[Stored items from a collection]
----------

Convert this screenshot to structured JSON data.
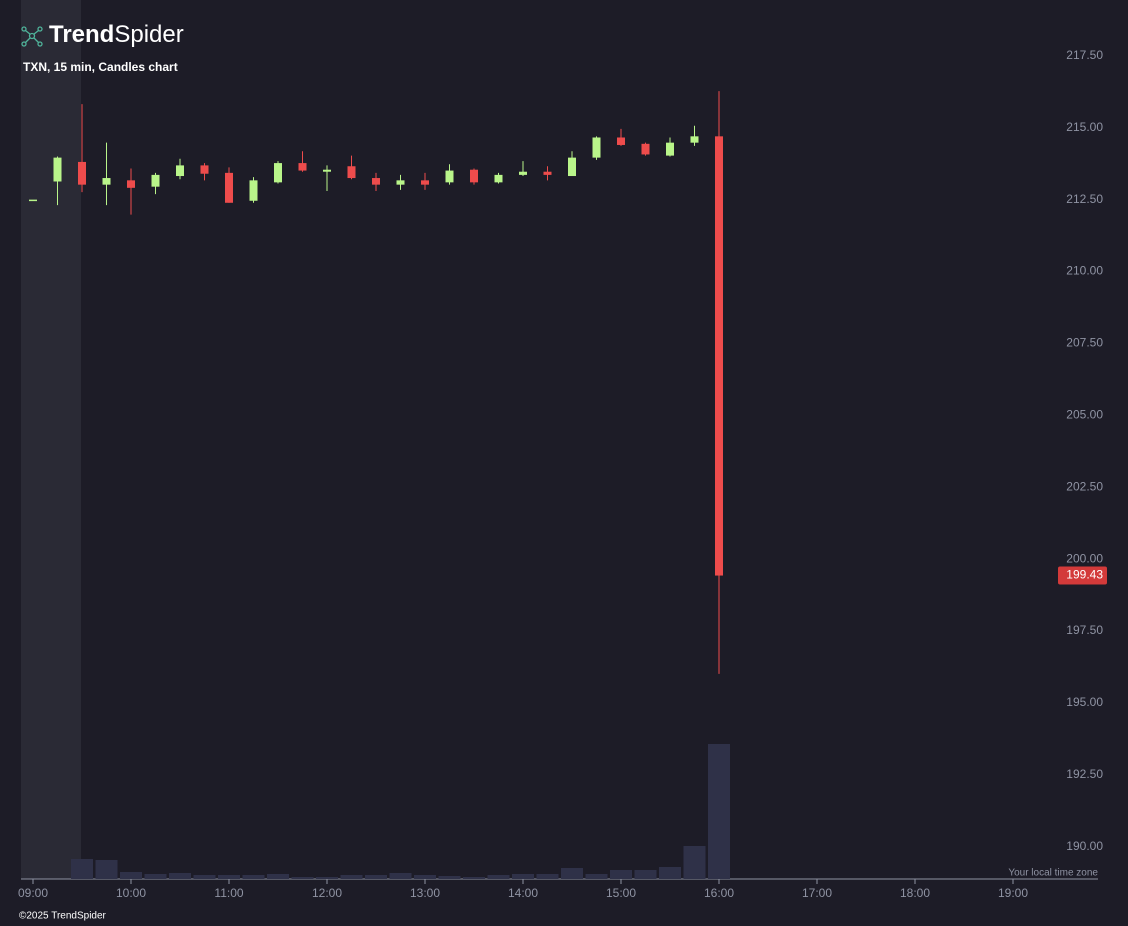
{
  "brand": {
    "bold": "Trend",
    "light": "Spider"
  },
  "footer": "©2025 TrendSpider",
  "chart_data": {
    "type": "candlestick",
    "title": "TXN, 15 min, Candles chart",
    "timezone_note": "Your local time zone",
    "x": [
      "09:00",
      "09:15",
      "09:30",
      "09:45",
      "10:00",
      "10:15",
      "10:30",
      "10:45",
      "11:00",
      "11:15",
      "11:30",
      "11:45",
      "12:00",
      "12:15",
      "12:30",
      "12:45",
      "13:00",
      "13:15",
      "13:30",
      "13:45",
      "14:00",
      "14:15",
      "14:30",
      "14:45",
      "15:00",
      "15:15",
      "15:30",
      "15:45",
      "16:00"
    ],
    "open": [
      212.5,
      213.13,
      213.81,
      213.02,
      213.17,
      212.95,
      213.32,
      213.69,
      213.43,
      212.46,
      213.1,
      213.77,
      213.47,
      213.66,
      213.25,
      213.02,
      213.17,
      213.1,
      213.54,
      213.1,
      213.36,
      213.47,
      213.32,
      213.96,
      214.66,
      214.44,
      214.03,
      214.48,
      214.7
    ],
    "high": [
      212.5,
      214.0,
      215.82,
      214.48,
      213.58,
      213.43,
      213.92,
      213.77,
      213.62,
      213.28,
      213.84,
      214.18,
      213.69,
      214.03,
      213.43,
      213.36,
      213.43,
      213.73,
      213.58,
      213.43,
      213.84,
      213.66,
      214.18,
      214.7,
      214.96,
      214.48,
      214.66,
      215.07,
      216.27
    ],
    "low": [
      212.5,
      212.31,
      212.76,
      212.31,
      211.98,
      212.69,
      213.21,
      213.17,
      212.39,
      212.39,
      213.06,
      213.47,
      212.8,
      213.21,
      212.8,
      212.84,
      212.84,
      213.02,
      213.02,
      213.06,
      213.32,
      213.17,
      213.32,
      213.88,
      214.37,
      214.03,
      214.0,
      214.37,
      196.01
    ],
    "close": [
      212.5,
      213.96,
      213.02,
      213.25,
      212.91,
      213.36,
      213.69,
      213.4,
      212.39,
      213.17,
      213.77,
      213.51,
      213.54,
      213.25,
      213.02,
      213.17,
      213.02,
      213.51,
      213.1,
      213.36,
      213.47,
      213.36,
      213.96,
      214.66,
      214.4,
      214.07,
      214.48,
      214.7,
      199.43
    ],
    "volume": [
      null,
      null,
      20,
      19,
      7,
      5,
      6,
      4,
      4,
      4,
      5,
      2,
      2,
      4,
      4,
      6,
      4,
      3,
      2,
      4,
      5,
      5,
      11,
      5,
      9,
      9,
      12,
      33,
      135
    ],
    "up_color": "#b9f58a",
    "down_color": "#ee4c4c",
    "volume_color": "#2f3148",
    "last_price_color": "#d33a3a",
    "ylim": [
      188.88,
      219.44
    ],
    "yticks": [
      {
        "value": 190,
        "label": "190.00"
      },
      {
        "value": 192.5,
        "label": "192.50"
      },
      {
        "value": 195,
        "label": "195.00"
      },
      {
        "value": 197.5,
        "label": "197.50"
      },
      {
        "value": 200,
        "label": "200.00"
      },
      {
        "value": 202.5,
        "label": "202.50"
      },
      {
        "value": 205,
        "label": "205.00"
      },
      {
        "value": 207.5,
        "label": "207.50"
      },
      {
        "value": 210,
        "label": "210.00"
      },
      {
        "value": 212.5,
        "label": "212.50"
      },
      {
        "value": 215,
        "label": "215.00"
      },
      {
        "value": 217.5,
        "label": "217.50"
      }
    ],
    "xticks": [
      "09:00",
      "10:00",
      "11:00",
      "12:00",
      "13:00",
      "14:00",
      "15:00",
      "16:00",
      "17:00",
      "18:00",
      "19:00"
    ]
  }
}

----------

> _Task directions_: Each entry above is to be written out again unchanged, apart from the pictures, which are left out.

> _The output_:
Convert this screenshot to structured JSON data.
{
  "brand": {
    "bold": "Trend",
    "light": "Spider"
  },
  "footer": "©2025 TrendSpider",
  "chart_data": {
    "type": "candlestick",
    "title": "TXN, 15 min, Candles chart",
    "timezone_note": "Your local time zone",
    "x": [
      "09:00",
      "09:15",
      "09:30",
      "09:45",
      "10:00",
      "10:15",
      "10:30",
      "10:45",
      "11:00",
      "11:15",
      "11:30",
      "11:45",
      "12:00",
      "12:15",
      "12:30",
      "12:45",
      "13:00",
      "13:15",
      "13:30",
      "13:45",
      "14:00",
      "14:15",
      "14:30",
      "14:45",
      "15:00",
      "15:15",
      "15:30",
      "15:45",
      "16:00"
    ],
    "open": [
      212.5,
      213.13,
      213.81,
      213.02,
      213.17,
      212.95,
      213.32,
      213.69,
      213.43,
      212.46,
      213.1,
      213.77,
      213.47,
      213.66,
      213.25,
      213.02,
      213.17,
      213.1,
      213.54,
      213.1,
      213.36,
      213.47,
      213.32,
      213.96,
      214.66,
      214.44,
      214.03,
      214.48,
      214.7
    ],
    "high": [
      212.5,
      214.0,
      215.82,
      214.48,
      213.58,
      213.43,
      213.92,
      213.77,
      213.62,
      213.28,
      213.84,
      214.18,
      213.69,
      214.03,
      213.43,
      213.36,
      213.43,
      213.73,
      213.58,
      213.43,
      213.84,
      213.66,
      214.18,
      214.7,
      214.96,
      214.48,
      214.66,
      215.07,
      216.27
    ],
    "low": [
      212.5,
      212.31,
      212.76,
      212.31,
      211.98,
      212.69,
      213.21,
      213.17,
      212.39,
      212.39,
      213.06,
      213.47,
      212.8,
      213.21,
      212.8,
      212.84,
      212.84,
      213.02,
      213.02,
      213.06,
      213.32,
      213.17,
      213.32,
      213.88,
      214.37,
      214.03,
      214.0,
      214.37,
      196.01
    ],
    "close": [
      212.5,
      213.96,
      213.02,
      213.25,
      212.91,
      213.36,
      213.69,
      213.4,
      212.39,
      213.17,
      213.77,
      213.51,
      213.54,
      213.25,
      213.02,
      213.17,
      213.02,
      213.51,
      213.1,
      213.36,
      213.47,
      213.36,
      213.96,
      214.66,
      214.4,
      214.07,
      214.48,
      214.7,
      199.43
    ],
    "volume": [
      null,
      null,
      20,
      19,
      7,
      5,
      6,
      4,
      4,
      4,
      5,
      2,
      2,
      4,
      4,
      6,
      4,
      3,
      2,
      4,
      5,
      5,
      11,
      5,
      9,
      9,
      12,
      33,
      135
    ],
    "up_color": "#b9f58a",
    "down_color": "#ee4c4c",
    "volume_color": "#2f3148",
    "last_price_color": "#d33a3a",
    "ylim": [
      188.88,
      219.44
    ],
    "yticks": [
      {
        "value": 190,
        "label": "190.00"
      },
      {
        "value": 192.5,
        "label": "192.50"
      },
      {
        "value": 195,
        "label": "195.00"
      },
      {
        "value": 197.5,
        "label": "197.50"
      },
      {
        "value": 200,
        "label": "200.00"
      },
      {
        "value": 202.5,
        "label": "202.50"
      },
      {
        "value": 205,
        "label": "205.00"
      },
      {
        "value": 207.5,
        "label": "207.50"
      },
      {
        "value": 210,
        "label": "210.00"
      },
      {
        "value": 212.5,
        "label": "212.50"
      },
      {
        "value": 215,
        "label": "215.00"
      },
      {
        "value": 217.5,
        "label": "217.50"
      }
    ],
    "xticks": [
      "09:00",
      "10:00",
      "11:00",
      "12:00",
      "13:00",
      "14:00",
      "15:00",
      "16:00",
      "17:00",
      "18:00",
      "19:00"
    ]
  }
}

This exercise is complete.